**DATA LISTING:**

-- start --

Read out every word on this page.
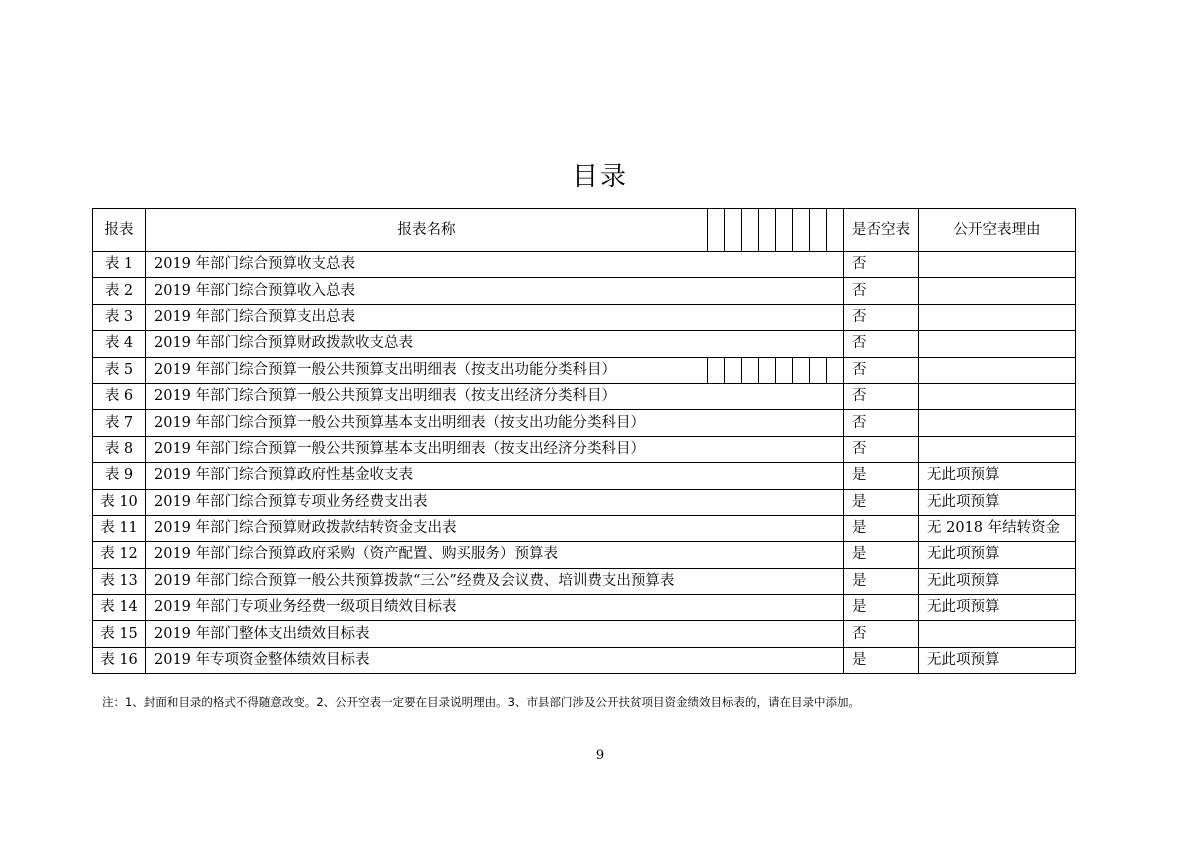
目录
报表	报表名称		是否空表	公开空表理由
表 1	2019 年部门综合预算收支总表		否	
表 2	2019 年部门综合预算收入总表		否	
表 3	2019 年部门综合预算支出总表		否	
表 4	2019 年部门综合预算财政拨款收支总表		否	
表 5	2019 年部门综合预算一般公共预算支出明细表（按支出功能分类科目）		否	
表 6	2019 年部门综合预算一般公共预算支出明细表（按支出经济分类科目）		否	
表 7	2019 年部门综合预算一般公共预算基本支出明细表（按支出功能分类科目）		否	
表 8	2019 年部门综合预算一般公共预算基本支出明细表（按支出经济分类科目）		否	
表 9	2019 年部门综合预算政府性基金收支表		是	无此项预算
表 10	2019 年部门综合预算专项业务经费支出表		是	无此项预算
表 11	2019 年部门综合预算财政拨款结转资金支出表		是	无 2018 年结转资金
表 12	2019 年部门综合预算政府采购（资产配置、购买服务）预算表		是	无此项预算
表 13	2019 年部门综合预算一般公共预算拨款“三公”经费及会议费、培训费支出预算表		是	无此项预算
表 14	2019 年部门专项业务经费一级项目绩效目标表		是	无此项预算
表 15	2019 年部门整体支出绩效目标表		否	
表 16	2019 年专项资金整体绩效目标表		是	无此项预算
注：1、封面和目录的格式不得随意改变。2、公开空表一定要在目录说明理由。3、市县部门涉及公开扶贫项目资金绩效目标表的，请在目录中添加。
9
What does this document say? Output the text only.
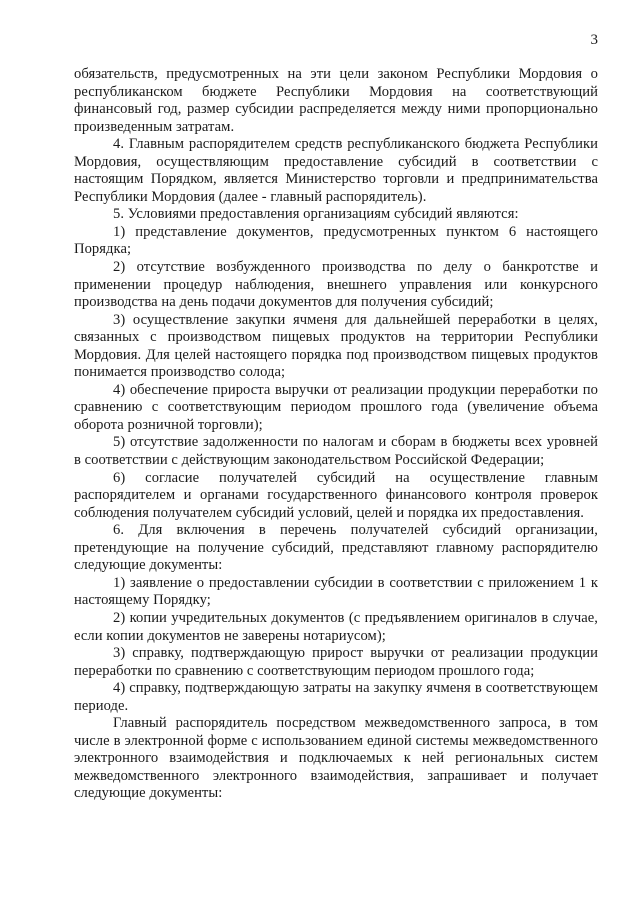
3

обязательств, предусмотренных на эти цели законом Республики Мордовия о республиканском бюджете Республики Мордовия на соответствующий финансовый год, размер субсидии распределяется между ними пропорционально произведенным затратам.

4. Главным распорядителем средств республиканского бюджета Республики Мордовия, осуществляющим предоставление субсидий в соответствии с настоящим Порядком, является Министерство торговли и предпринимательства Республики Мордовия (далее - главный распорядитель).

5. Условиями предоставления организациям субсидий являются:

1) представление документов, предусмотренных пунктом 6 настоящего Порядка;

2) отсутствие возбужденного производства по делу о банкротстве и применении процедур наблюдения, внешнего управления или конкурсного производства на день подачи документов для получения субсидий;

3) осуществление закупки ячменя для дальнейшей переработки в целях, связанных с производством пищевых продуктов на территории Республики Мордовия. Для целей настоящего порядка под производством пищевых продуктов понимается производство солода;

4) обеспечение прироста выручки от реализации продукции переработки по сравнению с соответствующим периодом прошлого года (увеличение объема оборота розничной торговли);

5) отсутствие задолженности по налогам и сборам в бюджеты всех уровней в соответствии с действующим законодательством Российской Федерации;

6) согласие получателей субсидий на осуществление главным распорядителем и органами государственного финансового контроля проверок соблюдения получателем субсидий условий, целей и порядка их предоставления.

6. Для включения в перечень получателей субсидий организации, претендующие на получение субсидий, представляют главному распорядителю следующие документы:

1) заявление о предоставлении субсидии в соответствии с приложением 1 к настоящему Порядку;

2) копии учредительных документов (с предъявлением оригиналов в случае, если копии документов не заверены нотариусом);

3) справку, подтверждающую прирост выручки от реализации продукции переработки по сравнению с соответствующим периодом прошлого года;

4) справку, подтверждающую затраты на закупку ячменя в соответствующем периоде.

Главный распорядитель посредством межведомственного запроса, в том числе в электронной форме с использованием единой системы межведомственного электронного взаимодействия и подключаемых к ней региональных систем межведомственного электронного взаимодействия, запрашивает и получает следующие документы:
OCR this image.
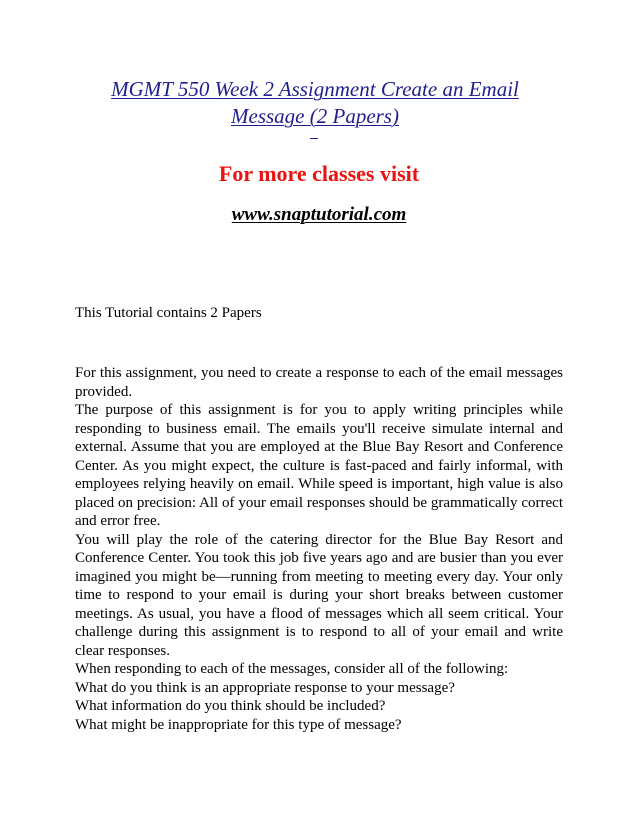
MGMT 550 Week 2 Assignment Create an Email
Message (2 Papers)
For more classes visit
www.snaptutorial.com
This Tutorial contains 2 Papers

For this assignment, you need to create a response to each of the email messages provided.

The purpose of this assignment is for you to apply writing principles while responding to business email. The emails you'll receive simulate internal and external. Assume that you are employed at the Blue Bay Resort and Conference Center. As you might expect, the culture is fast-paced and fairly informal, with employees relying heavily on email. While speed is important, high value is also placed on precision: All of your email responses should be grammatically correct and error free.

You will play the role of the catering director for the Blue Bay Resort and Conference Center. You took this job five years ago and are busier than you ever imagined you might be—running from meeting to meeting every day. Your only time to respond to your email is during your short breaks between customer meetings. As usual, you have a flood of messages which all seem critical. Your challenge during this assignment is to respond to all of your email and write clear responses.

When responding to each of the messages, consider all of the following:

What do you think is an appropriate response to your message?

What information do you think should be included?

What might be inappropriate for this type of message?
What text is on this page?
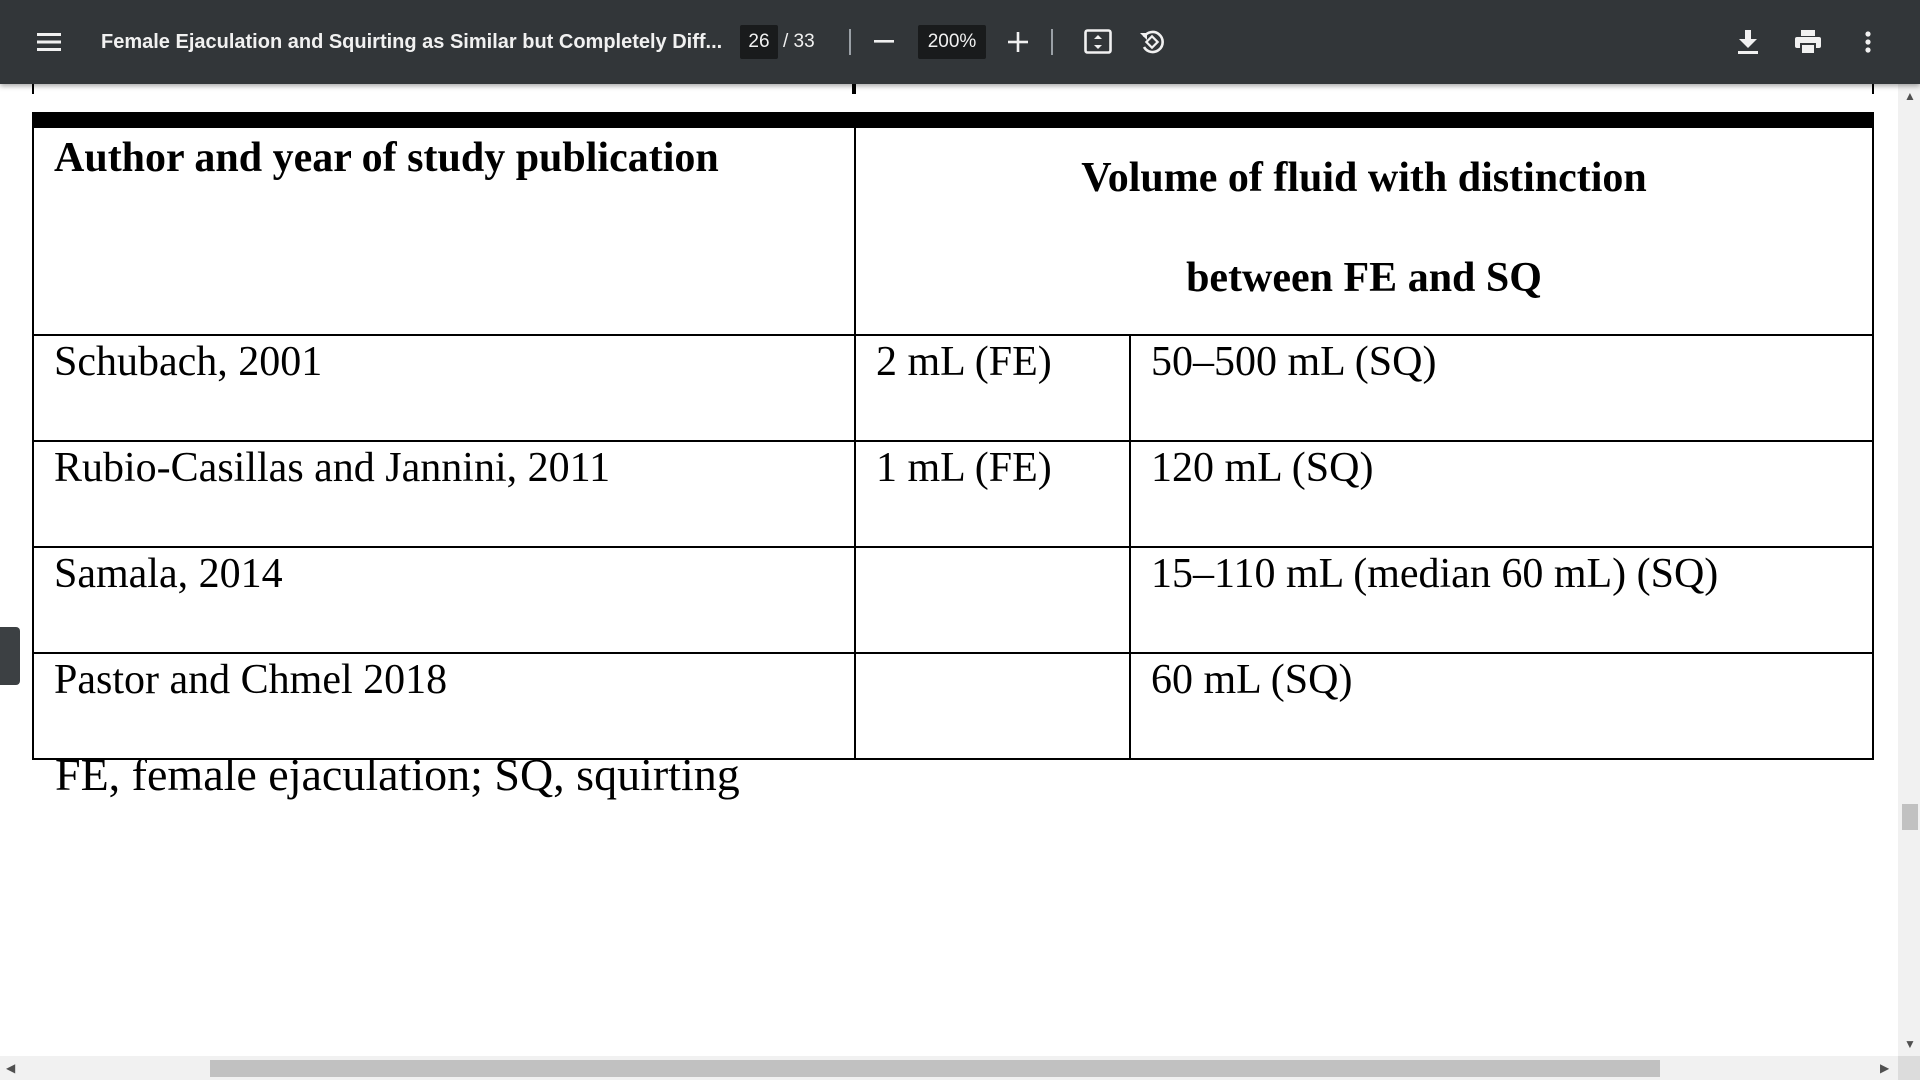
Female Ejaculation and Squirting as Similar but Completely Diff...	26 / 33	200%
Author and year of study publication	Volume of fluid with distinction
between FE and SQ	

Schubach, 2001	2 mL (FE)	50–500 mL (SQ)
Rubio-Casillas and Jannini, 2011	1 mL (FE)	120 mL (SQ)
Samala, 2014		15–110 mL (median 60 mL) (SQ)
Pastor and Chmel 2018		60 mL (SQ)
FE, female ejaculation; SQ, squirting
▲
▼
◀	▶
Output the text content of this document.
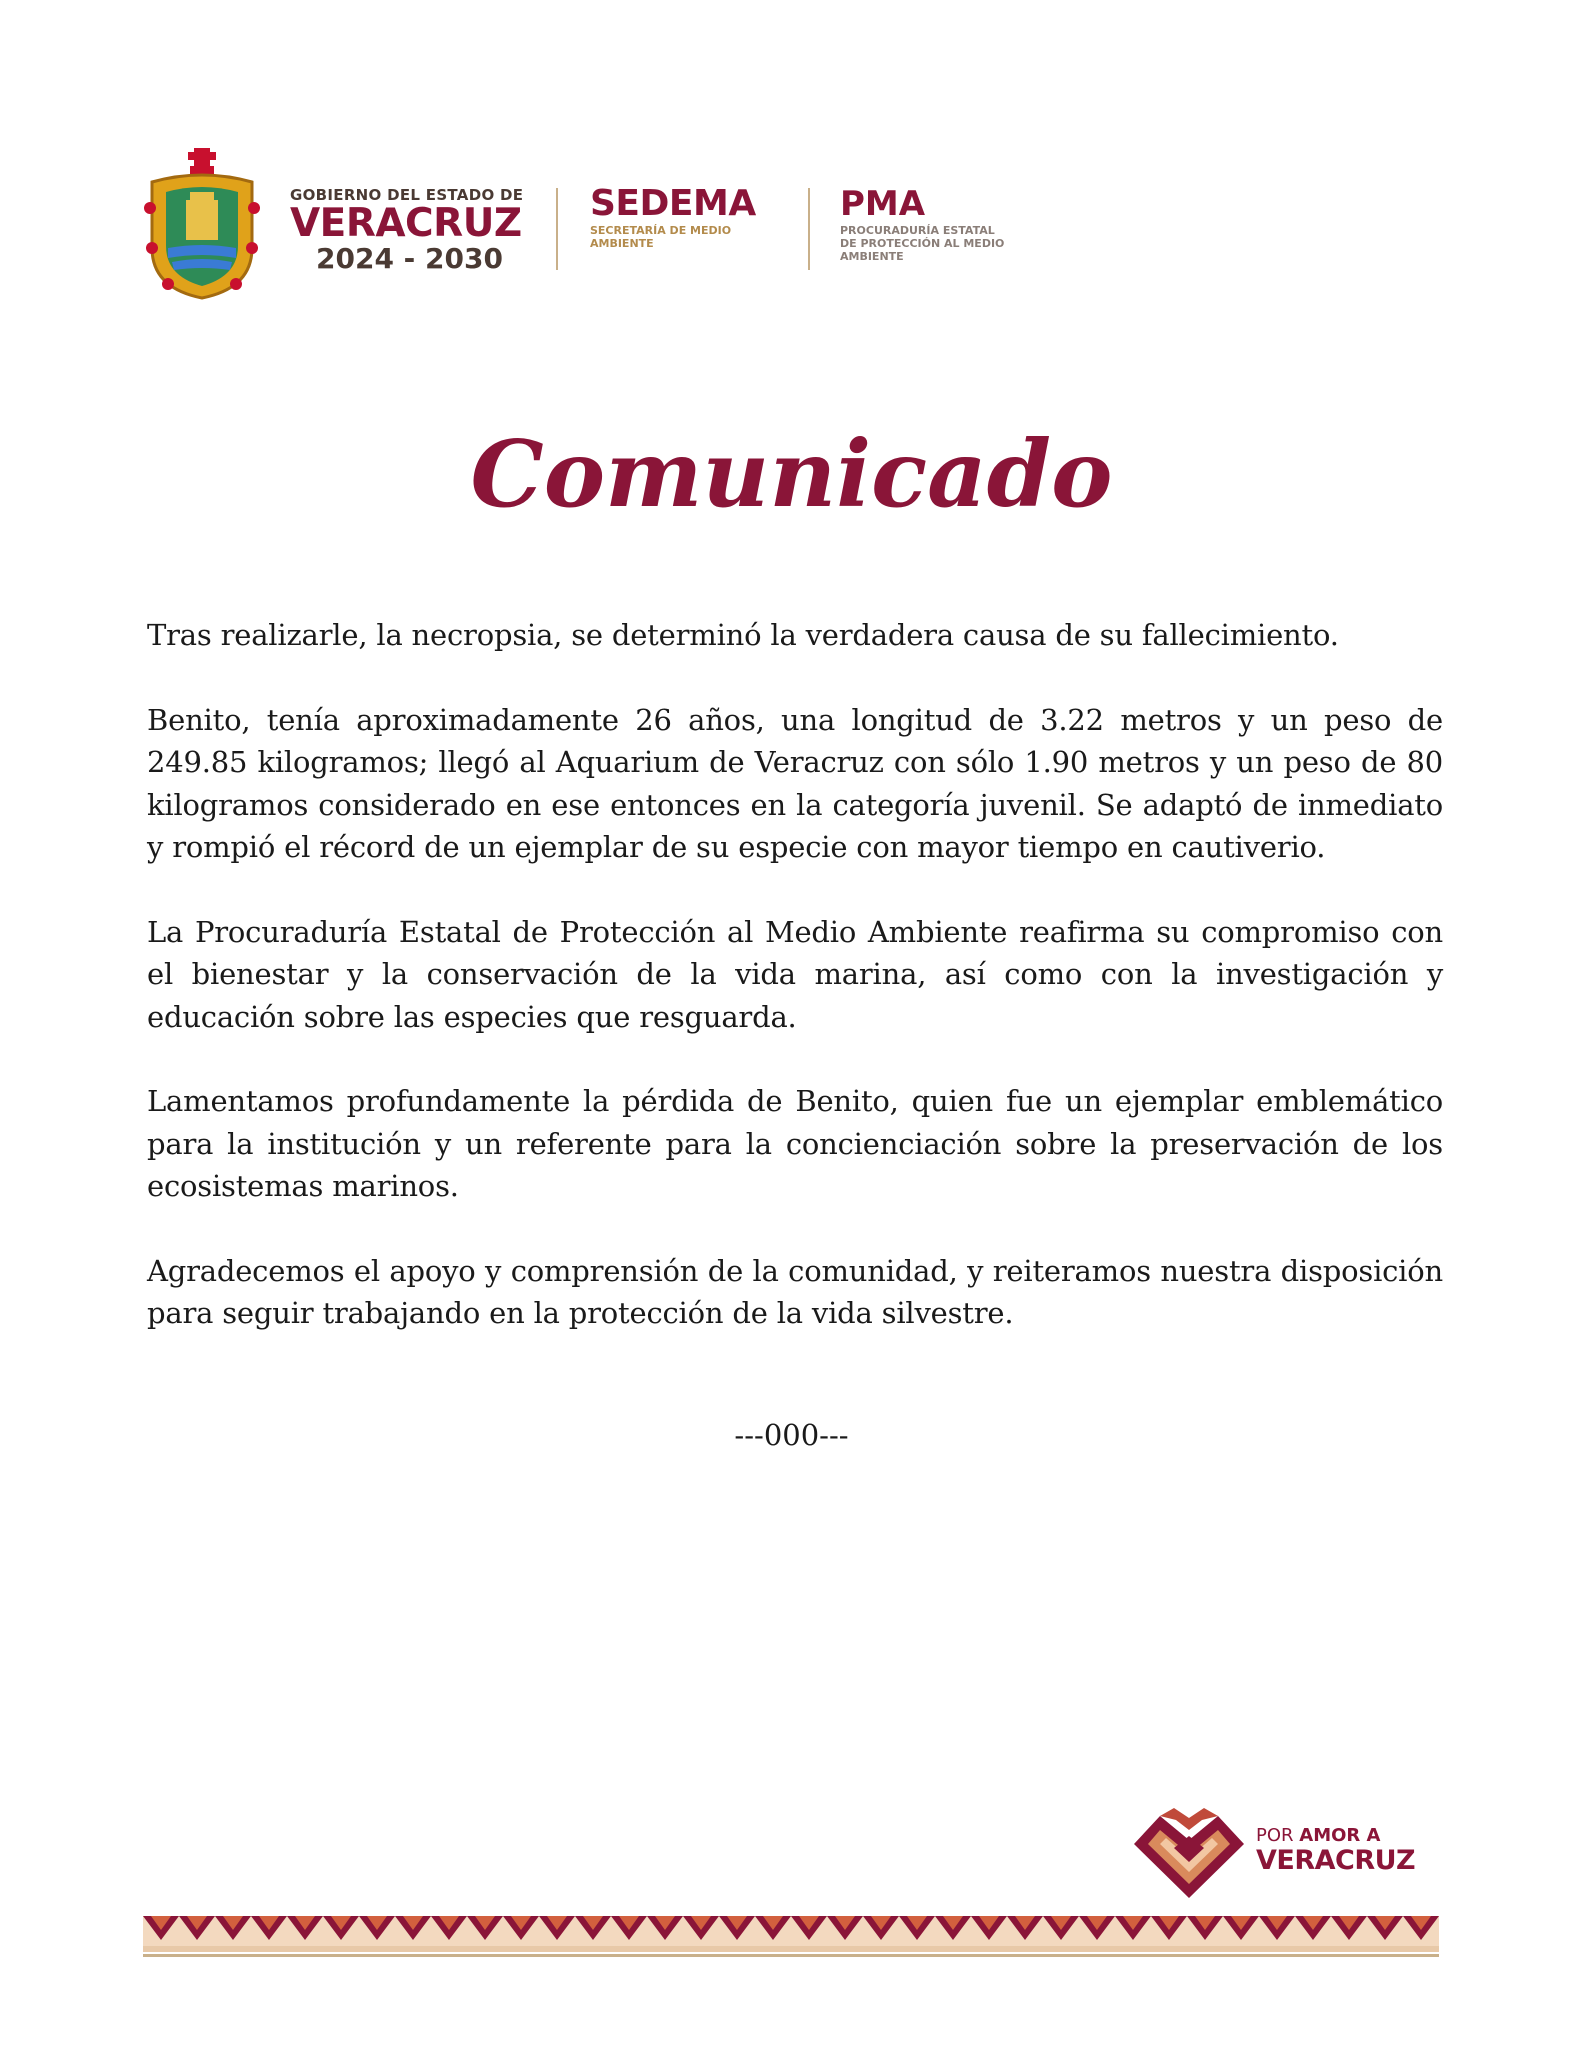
GOBIERNO DEL ESTADO DE
VERACRUZ
2024 - 2030
SEDEMA
SECRETARÍA DE MEDIO AMBIENTE
PMA
PROCURADURÍA ESTATAL DE PROTECCIÓN AL MEDIO AMBIENTE
Comunicado

Tras realizarle, la necropsia, se determinó la verdadera causa de su fallecimiento.

Benito, tenía aproximadamente 26 años, una longitud de 3.22 metros y un peso de 249.85 kilogramos; llegó al Aquarium de Veracruz con sólo 1.90 metros y un peso de 80 kilogramos considerado en ese entonces en la categoría juvenil. Se adaptó de inmediato y rompió el récord de un ejemplar de su especie con mayor tiempo en cautiverio.

La Procuraduría Estatal de Protección al Medio Ambiente reafirma su compromiso con el bienestar y la conservación de la vida marina, así como con la investigación y educación sobre las especies que resguarda.

Lamentamos profundamente la pérdida de Benito, quien fue un ejemplar emblemático para la institución y un referente para la concienciación sobre la preservación de los ecosistemas marinos.

Agradecemos el apoyo y comprensión de la comunidad, y reiteramos nuestra disposición para seguir trabajando en la protección de la vida silvestre.

---000---
POR AMOR A
VERACRUZ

-- end --

**DIRECTIONS FOR THIS TASK:**
Only lines with the word "подтверждающую" should be collected from the material.

**EXERCISE RESPONSE:**
3) справку, подтверждающую прирост выручки от реализации продукции переработки по сравнению с соответствующим периодом прошлого года;
4) справку, подтверждающую затраты на закупку ячменя в соответствующем периоде.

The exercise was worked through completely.